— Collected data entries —
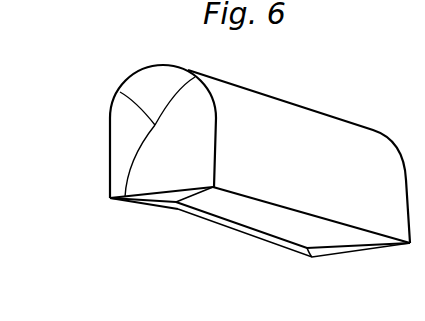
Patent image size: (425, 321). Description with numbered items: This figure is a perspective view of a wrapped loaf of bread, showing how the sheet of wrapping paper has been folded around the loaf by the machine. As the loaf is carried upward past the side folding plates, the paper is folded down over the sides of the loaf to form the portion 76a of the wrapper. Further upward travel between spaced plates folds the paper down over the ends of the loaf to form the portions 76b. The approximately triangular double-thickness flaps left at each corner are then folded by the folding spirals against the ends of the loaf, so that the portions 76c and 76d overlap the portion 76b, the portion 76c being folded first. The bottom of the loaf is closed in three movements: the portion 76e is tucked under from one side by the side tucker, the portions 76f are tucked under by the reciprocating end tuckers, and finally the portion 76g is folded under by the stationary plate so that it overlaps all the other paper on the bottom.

The side portion of the wrapper 76a is at (327, 150).
The end portion of the wrapper 76b is at (155, 82).
The first corner flap portion 76c is at (118, 130).
The second corner flap portion 76d is at (162, 158).
The side bottom tuck portion 76e is at (152, 210).
The end bottom tuck portions 76f is at (175, 198).
The final bottom portion of the wrapper 76g is at (293, 235).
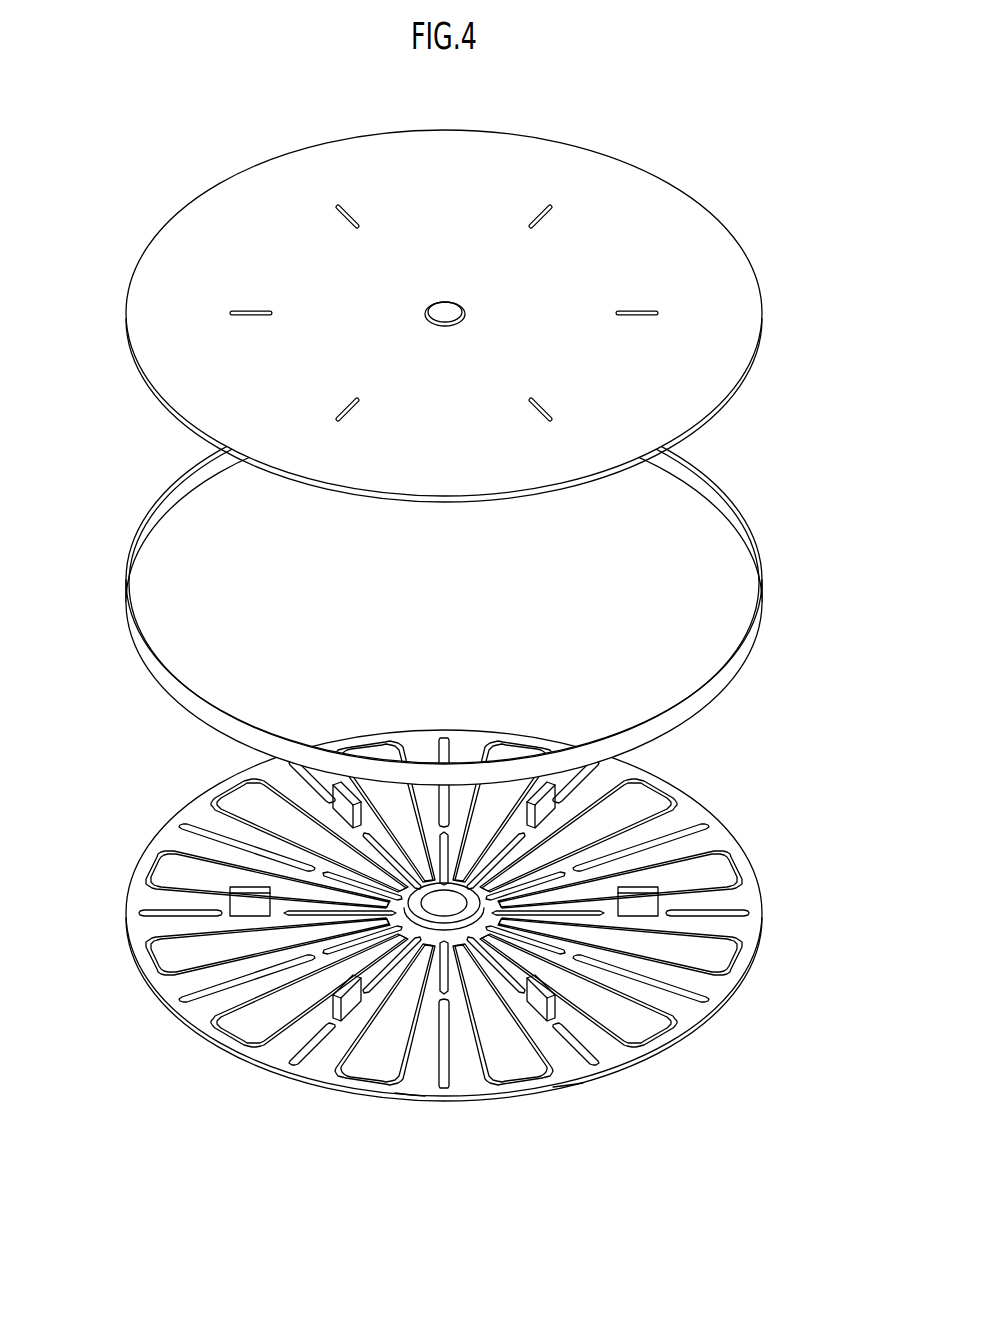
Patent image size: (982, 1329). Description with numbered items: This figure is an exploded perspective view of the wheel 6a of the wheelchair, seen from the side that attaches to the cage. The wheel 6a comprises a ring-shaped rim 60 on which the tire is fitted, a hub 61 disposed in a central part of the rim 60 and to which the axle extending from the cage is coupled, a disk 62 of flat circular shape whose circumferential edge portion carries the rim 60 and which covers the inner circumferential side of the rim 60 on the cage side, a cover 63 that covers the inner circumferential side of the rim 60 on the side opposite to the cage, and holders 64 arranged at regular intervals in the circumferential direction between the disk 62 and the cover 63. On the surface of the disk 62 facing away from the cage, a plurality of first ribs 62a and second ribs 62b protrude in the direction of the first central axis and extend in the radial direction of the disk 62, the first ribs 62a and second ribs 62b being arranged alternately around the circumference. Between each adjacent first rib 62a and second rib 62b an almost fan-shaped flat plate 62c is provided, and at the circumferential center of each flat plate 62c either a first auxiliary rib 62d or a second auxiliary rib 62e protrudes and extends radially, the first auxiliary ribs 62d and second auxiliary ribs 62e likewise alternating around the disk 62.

The wheel 6a is at (722, 122).
The ring-shaped rim 60 is at (715, 490).
The hub 61 is at (690, 813).
The disk 62 is at (760, 858).
The first rib 62a is at (655, 1025).
The second rib 62b is at (735, 955).
The flat plate 62c is at (410, 1085).
The first auxiliary rib 62d is at (447, 1090).
The second auxiliary rib 62e is at (600, 1060).
The cover 63 is at (712, 240).
The holder 64 is at (340, 803).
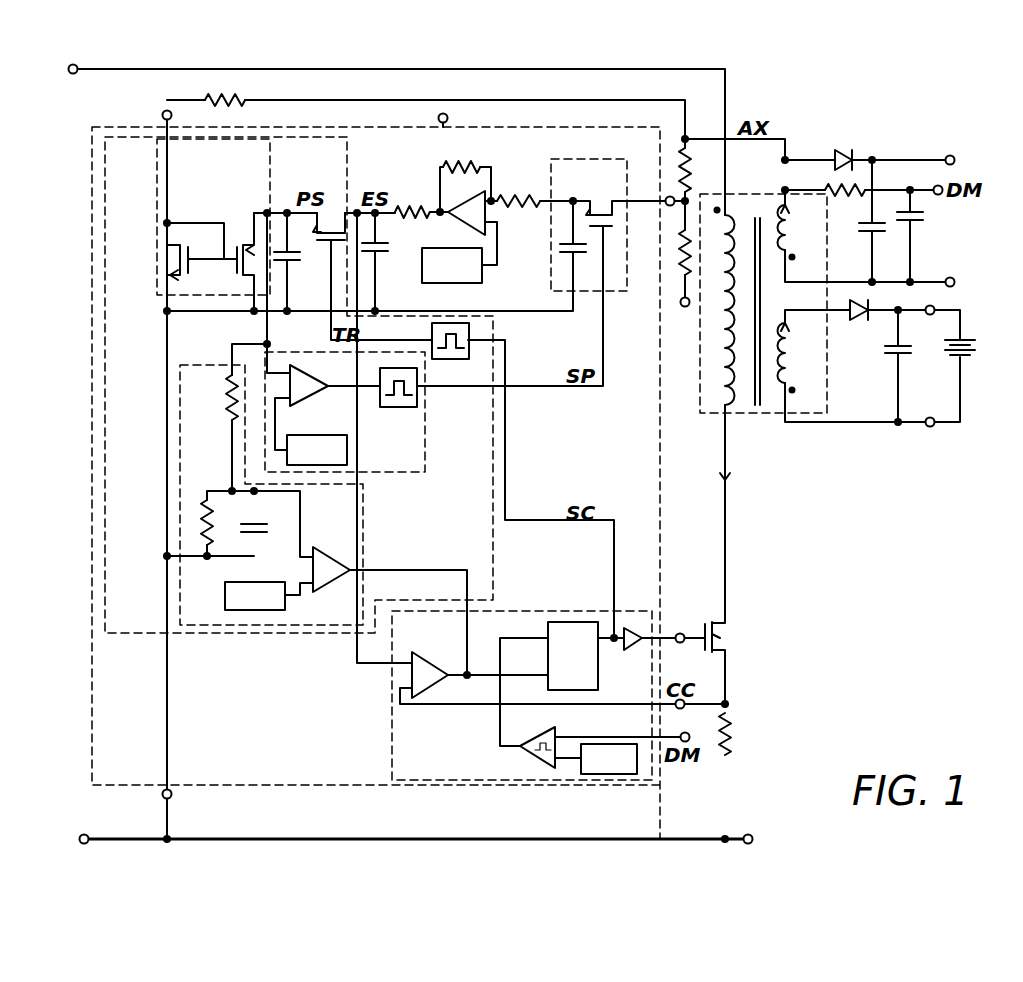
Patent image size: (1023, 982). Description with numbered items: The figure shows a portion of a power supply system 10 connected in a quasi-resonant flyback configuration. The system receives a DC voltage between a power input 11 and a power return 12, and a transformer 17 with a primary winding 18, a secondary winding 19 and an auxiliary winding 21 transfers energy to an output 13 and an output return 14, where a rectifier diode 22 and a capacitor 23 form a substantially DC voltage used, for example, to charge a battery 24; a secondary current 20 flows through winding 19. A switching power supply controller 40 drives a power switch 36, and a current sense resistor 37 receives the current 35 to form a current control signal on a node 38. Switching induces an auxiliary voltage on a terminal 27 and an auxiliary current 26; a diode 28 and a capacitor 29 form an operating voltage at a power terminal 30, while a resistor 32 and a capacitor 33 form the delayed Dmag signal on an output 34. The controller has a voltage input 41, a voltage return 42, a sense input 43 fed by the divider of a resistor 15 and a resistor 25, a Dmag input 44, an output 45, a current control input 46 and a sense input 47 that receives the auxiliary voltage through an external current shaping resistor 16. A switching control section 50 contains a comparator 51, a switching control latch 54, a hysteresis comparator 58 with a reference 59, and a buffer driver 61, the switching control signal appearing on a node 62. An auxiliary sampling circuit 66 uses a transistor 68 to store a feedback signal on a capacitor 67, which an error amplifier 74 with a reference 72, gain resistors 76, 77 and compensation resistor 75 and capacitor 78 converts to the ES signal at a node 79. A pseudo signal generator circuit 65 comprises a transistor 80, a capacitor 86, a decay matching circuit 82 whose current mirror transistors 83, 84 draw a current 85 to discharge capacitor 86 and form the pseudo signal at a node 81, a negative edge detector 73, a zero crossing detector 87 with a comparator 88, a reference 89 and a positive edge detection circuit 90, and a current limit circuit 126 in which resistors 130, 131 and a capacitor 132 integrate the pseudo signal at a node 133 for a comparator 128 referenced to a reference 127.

The power supply system 10 is at (616, 869).
The power input 11 is at (78, 65).
The power return 12 is at (81, 834).
The output 13 is at (935, 306).
The output return 14 is at (933, 426).
The resistor 15 is at (688, 150).
The external current shaping resistor 16 is at (232, 98).
The transformer 17 is at (752, 327).
The primary winding 18 is at (725, 362).
The secondary winding 19 is at (790, 380).
The secondary current 20 is at (788, 335).
The auxiliary winding 21 is at (790, 250).
The rectifier diode 22 is at (862, 320).
The capacitor 23 is at (903, 356).
The battery 24 is at (966, 340).
The resistor 25 is at (680, 252).
The auxiliary current 26 is at (790, 210).
The terminal 27 is at (782, 188).
The diode 28 is at (842, 150).
The capacitor 29 is at (877, 233).
The power terminal 30 is at (953, 156).
The resistor 32 is at (858, 195).
The capacitor 33 is at (915, 222).
The output 34 is at (942, 195).
The current 35 is at (727, 482).
The power switch 36 is at (726, 642).
The current sense resistor 37 is at (731, 732).
The node 38 is at (730, 702).
The switching power supply controller 40 is at (497, 699).
The voltage input 41 is at (447, 114).
The voltage return 42 is at (162, 796).
The sense input 43 is at (670, 196).
The Dmag input 44 is at (690, 740).
The output 45 is at (681, 633).
The current control input 46 is at (682, 708).
The sense input 47 is at (162, 115).
The switching control section 50 is at (392, 718).
The comparator 51 is at (432, 682).
The switching control latch 54 is at (598, 672).
The hysteresis comparator 58 is at (528, 735).
The reference voltage generator 59 is at (592, 775).
The buffer driver 61 is at (644, 640).
The node 62 is at (616, 630).
The pseudo signal generator circuit 65 is at (405, 399).
The auxiliary sampling circuit 66 is at (569, 231).
The capacitor 67 is at (568, 245).
The transistor 68 is at (604, 205).
The reference generator circuit 72 is at (450, 285).
The negative edge detector 73 is at (470, 328).
The error amplifier 74 is at (440, 216).
The resistor 75 is at (412, 208).
The resistor 76 is at (463, 175).
The resistor 77 is at (513, 195).
The capacitor 78 is at (380, 255).
The node 79 is at (358, 208).
The transistor 80 is at (335, 205).
The node 81 is at (290, 210).
The decay matching circuit 82 is at (210, 233).
The transistor 83 is at (165, 258).
The transistor 84 is at (252, 280).
The current 85 is at (262, 210).
The capacitor 86 is at (292, 262).
The zero crossing detector 87 is at (283, 356).
The comparator 88 is at (312, 380).
The reference generator 89 is at (298, 434).
The positive edge detection circuit 90 is at (392, 408).
The current limit circuit 126 is at (303, 494).
The reference generator 127 is at (290, 605).
The comparator 128 is at (335, 560).
The resistor 130 is at (205, 508).
The resistor 131 is at (230, 405).
The capacitor 132 is at (278, 520).
The node 133 is at (253, 485).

— EXERCISE —
Collect every line of the items above that contains the word "corner", matching uppercase and lowercase exactly.

— EXERCISE RESULT —
Patent image size: (425, 321). Description with numbered items: This figure is a perspective view of a wrapped loaf of bread, showing how the sheet of wrapping paper has been folded around the loaf by the machine. As the loaf is carried upward past the side folding plates, the paper is folded down over the sides of the loaf to form the portion 76a of the wrapper. Further upward travel between spaced plates folds the paper down over the ends of the loaf to form the portions 76b. The approximately triangular double-thickness flaps left at each corner are then folded by the folding spirals against the ends of the loaf, so that the portions 76c and 76d overlap the portion 76b, the portion 76c being folded first. The bottom of the loaf is closed in three movements: the portion 76e is tucked under from one side by the side tucker, the portions 76f are tucked under by the reciprocating end tuckers, and finally the portion 76g is folded under by the stationary plate so that it overlaps all the other paper on the bottom.
The first corner flap portion 76c is at (118, 130).
The second corner flap portion 76d is at (162, 158).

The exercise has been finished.